→ **TASK TO COMPLETE**
Replace every "website-icon" with "site-icon" in the listing below, leave all other lines unchanged, and omit the pictures.

>>>

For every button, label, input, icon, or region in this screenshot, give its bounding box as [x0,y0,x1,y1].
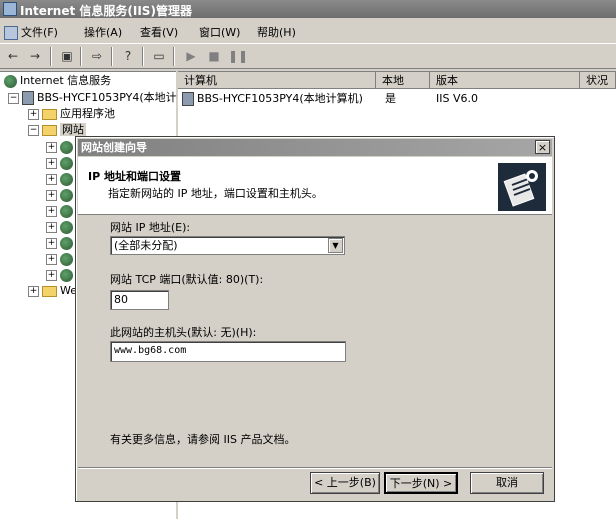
computer-icon[interactable]: ▭ [150,47,168,65]
forward-icon[interactable]: → [26,47,44,65]
folder-icon [42,108,57,120]
toolbar-separator [80,47,82,66]
pause-icon[interactable]: ❚❚ [228,47,248,65]
iis-app-icon [3,2,17,16]
menu-file[interactable]: 文件(F) [4,24,58,40]
tree-site[interactable]: + [46,203,76,219]
window-title-bar: Internet 信息服务(IIS)管理器 [0,0,616,18]
website-icon [60,156,73,170]
expand-icon[interactable]: + [28,108,39,120]
back-icon[interactable]: ← [4,47,22,65]
toolbar-separator [111,47,113,66]
menu-bar: 文件(F) 操作(A) 查看(V) 窗口(W) 帮助(H) [0,20,616,42]
website-creation-wizard: 网站创建向导 × IP 地址和端口设置 指定新网站的 IP 地址，端口设置和主机… [75,136,555,502]
website-icon [60,140,73,154]
mmc-icon [4,26,18,40]
website-icon [60,204,73,218]
console-icon[interactable]: ▣ [58,47,76,65]
column-header-version[interactable]: 版本 [430,72,580,89]
tcp-port-label: 网站 TCP 端口(默认值: 80)(T): [110,273,264,286]
tree-site[interactable]: + [46,139,76,155]
menu-action[interactable]: 操作(A) [84,24,122,40]
column-header-status[interactable]: 状况 [580,72,616,89]
cell-version: IIS V6.0 [436,92,478,105]
folder-icon [42,285,57,297]
wizard-icon [498,163,546,211]
toolbar-separator [50,47,52,66]
expand-icon[interactable]: + [46,205,57,217]
tree-app-pools[interactable]: + 应用程序池 [28,106,115,122]
toolbar: ← → ▣ ⇨ ? ▭ ▶ ■ ❚❚ [0,43,616,69]
host-header-label: 此网站的主机头(默认: 无)(H): [110,326,257,339]
tcp-port-input[interactable]: 80 [110,290,169,310]
tree-site[interactable]: + [46,155,76,171]
tree-web-extensions[interactable]: + We [28,283,77,299]
tree-server[interactable]: − BBS-HYCF1053PY4(本地计 [8,90,177,106]
back-button[interactable]: < 上一步(B) [310,472,380,494]
tree-site[interactable]: + [46,219,76,235]
expand-icon[interactable]: + [46,157,57,169]
ip-address-label: 网站 IP 地址(E): [110,221,191,234]
chevron-down-icon[interactable]: ▼ [328,238,343,253]
expand-icon[interactable]: + [46,269,57,281]
play-icon[interactable]: ▶ [182,47,200,65]
tree-root[interactable]: Internet 信息服务 [4,73,111,89]
cancel-button[interactable]: 取消 [470,472,544,494]
help-icon[interactable]: ? [119,47,137,65]
dialog-title-bar: 网站创建向导 × [78,139,552,156]
folder-open-icon [42,124,57,136]
menu-view[interactable]: 查看(V) [140,24,178,40]
tree-site[interactable]: + [46,187,76,203]
column-header-local[interactable]: 本地 [376,72,430,89]
wizard-header: IP 地址和端口设置 指定新网站的 IP 地址，端口设置和主机头。 [78,157,552,215]
wizard-step-subtitle: 指定新网站的 IP 地址，端口设置和主机头。 [108,187,323,200]
table-row[interactable]: BBS-HYCF1053PY4(本地计算机) [182,91,363,107]
website-icon [60,220,73,234]
next-button[interactable]: 下一步(N) > [384,472,458,494]
expand-icon[interactable]: + [46,253,57,265]
website-icon [60,188,73,202]
dialog-title: 网站创建向导 [81,141,147,154]
collapse-icon[interactable]: − [8,92,19,104]
wizard-step-title: IP 地址和端口设置 [88,170,181,183]
collapse-icon[interactable]: − [28,124,39,136]
button-divider [78,467,552,469]
expand-icon[interactable]: + [46,237,57,249]
stop-icon[interactable]: ■ [205,47,223,65]
expand-icon[interactable]: + [46,221,57,233]
window-title: Internet 信息服务(IIS)管理器 [20,4,192,18]
tree-site[interactable]: + [46,235,76,251]
website-icon [60,236,73,250]
website-icon [60,252,73,266]
ip-address-select[interactable]: (全部未分配) ▼ [110,236,345,255]
toolbar-separator [142,47,144,66]
tree-site[interactable]: + [46,251,76,267]
expand-icon[interactable]: + [46,173,57,185]
website-icon [60,172,73,186]
expand-icon[interactable]: + [46,189,57,201]
close-icon[interactable]: × [535,140,550,154]
cell-local: 是 [385,92,396,105]
website-icon [60,268,73,282]
menu-window[interactable]: 窗口(W) [199,24,240,40]
more-info-text: 有关更多信息，请参阅 IIS 产品文档。 [110,433,296,446]
iis-root-icon [4,74,17,88]
server-icon [22,91,34,105]
tree-site[interactable]: + [46,267,76,283]
export-icon[interactable]: ⇨ [88,47,106,65]
column-header-computer[interactable]: 计算机 [178,72,376,89]
toolbar-separator [173,47,175,66]
host-header-input[interactable]: www.bg68.com [110,341,346,362]
expand-icon[interactable]: + [46,141,57,153]
menu-help[interactable]: 帮助(H) [257,24,296,40]
expand-icon[interactable]: + [28,285,39,297]
server-icon [182,92,194,106]
tree-site[interactable]: + [46,171,76,187]
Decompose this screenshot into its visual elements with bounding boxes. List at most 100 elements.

<<<

→ **RESULT OF THE EXERCISE**
For every button, label, input, icon, or region in this screenshot, give its bounding box as [x0,y0,x1,y1].
computer-icon[interactable]: ▭ [150,47,168,65]
forward-icon[interactable]: → [26,47,44,65]
folder-icon [42,108,57,120]
toolbar-separator [80,47,82,66]
pause-icon[interactable]: ❚❚ [228,47,248,65]
iis-app-icon [3,2,17,16]
menu-file[interactable]: 文件(F) [4,24,58,40]
tree-site[interactable]: + [46,203,76,219]
window-title-bar: Internet 信息服务(IIS)管理器 [0,0,616,18]
site-icon [60,156,73,170]
expand-icon[interactable]: + [28,108,39,120]
back-icon[interactable]: ← [4,47,22,65]
toolbar-separator [111,47,113,66]
menu-bar: 文件(F) 操作(A) 查看(V) 窗口(W) 帮助(H) [0,20,616,42]
website-creation-wizard: 网站创建向导 × IP 地址和端口设置 指定新网站的 IP 地址，端口设置和主机… [75,136,555,502]
site-icon [60,140,73,154]
mmc-icon [4,26,18,40]
site-icon [60,204,73,218]
console-icon[interactable]: ▣ [58,47,76,65]
column-header-version[interactable]: 版本 [430,72,580,89]
tcp-port-label: 网站 TCP 端口(默认值: 80)(T): [110,273,264,286]
tree-site[interactable]: + [46,139,76,155]
menu-action[interactable]: 操作(A) [84,24,122,40]
column-header-status[interactable]: 状况 [580,72,616,89]
cell-version: IIS V6.0 [436,92,478,105]
folder-icon [42,285,57,297]
wizard-icon [498,163,546,211]
toolbar-separator [50,47,52,66]
expand-icon[interactable]: + [46,205,57,217]
tree-app-pools[interactable]: + 应用程序池 [28,106,115,122]
toolbar: ← → ▣ ⇨ ? ▭ ▶ ■ ❚❚ [0,43,616,69]
host-header-label: 此网站的主机头(默认: 无)(H): [110,326,257,339]
tcp-port-input[interactable]: 80 [110,290,169,310]
tree-site[interactable]: + [46,155,76,171]
tree-web-extensions[interactable]: + We [28,283,77,299]
tree-server[interactable]: − BBS-HYCF1053PY4(本地计 [8,90,177,106]
back-button[interactable]: < 上一步(B) [310,472,380,494]
tree-site[interactable]: + [46,219,76,235]
expand-icon[interactable]: + [46,157,57,169]
ip-address-label: 网站 IP 地址(E): [110,221,191,234]
chevron-down-icon[interactable]: ▼ [328,238,343,253]
expand-icon[interactable]: + [46,269,57,281]
play-icon[interactable]: ▶ [182,47,200,65]
tree-root[interactable]: Internet 信息服务 [4,73,111,89]
cancel-button[interactable]: 取消 [470,472,544,494]
help-icon[interactable]: ? [119,47,137,65]
dialog-title-bar: 网站创建向导 × [78,139,552,156]
folder-open-icon [42,124,57,136]
menu-view[interactable]: 查看(V) [140,24,178,40]
tree-site[interactable]: + [46,187,76,203]
column-header-local[interactable]: 本地 [376,72,430,89]
wizard-header: IP 地址和端口设置 指定新网站的 IP 地址，端口设置和主机头。 [78,157,552,215]
wizard-step-subtitle: 指定新网站的 IP 地址，端口设置和主机头。 [108,187,323,200]
table-row[interactable]: BBS-HYCF1053PY4(本地计算机) [182,91,363,107]
site-icon [60,220,73,234]
next-button[interactable]: 下一步(N) > [384,472,458,494]
expand-icon[interactable]: + [46,253,57,265]
site-icon [60,188,73,202]
dialog-title: 网站创建向导 [81,141,147,154]
collapse-icon[interactable]: − [8,92,19,104]
wizard-step-title: IP 地址和端口设置 [88,170,181,183]
collapse-icon[interactable]: − [28,124,39,136]
button-divider [78,467,552,469]
expand-icon[interactable]: + [46,237,57,249]
stop-icon[interactable]: ■ [205,47,223,65]
expand-icon[interactable]: + [46,221,57,233]
window-title: Internet 信息服务(IIS)管理器 [20,4,192,18]
tree-site[interactable]: + [46,235,76,251]
site-icon [60,236,73,250]
site-icon [60,252,73,266]
ip-address-select[interactable]: (全部未分配) ▼ [110,236,345,255]
toolbar-separator [142,47,144,66]
tree-site[interactable]: + [46,251,76,267]
expand-icon[interactable]: + [46,173,57,185]
site-icon [60,172,73,186]
expand-icon[interactable]: + [46,189,57,201]
close-icon[interactable]: × [535,140,550,154]
cell-local: 是 [385,92,396,105]
site-icon [60,268,73,282]
menu-window[interactable]: 窗口(W) [199,24,240,40]
more-info-text: 有关更多信息，请参阅 IIS 产品文档。 [110,433,296,446]
iis-root-icon [4,74,17,88]
server-icon [22,91,34,105]
tree-site[interactable]: + [46,267,76,283]
export-icon[interactable]: ⇨ [88,47,106,65]
column-header-computer[interactable]: 计算机 [178,72,376,89]
toolbar-separator [173,47,175,66]
host-header-input[interactable]: www.bg68.com [110,341,346,362]
expand-icon[interactable]: + [46,141,57,153]
menu-help[interactable]: 帮助(H) [257,24,296,40]
expand-icon[interactable]: + [28,285,39,297]
server-icon [182,92,194,106]
tree-site[interactable]: + [46,171,76,187]
Decompose this screenshot into its visual elements with bounding boxes. List at most 100 elements.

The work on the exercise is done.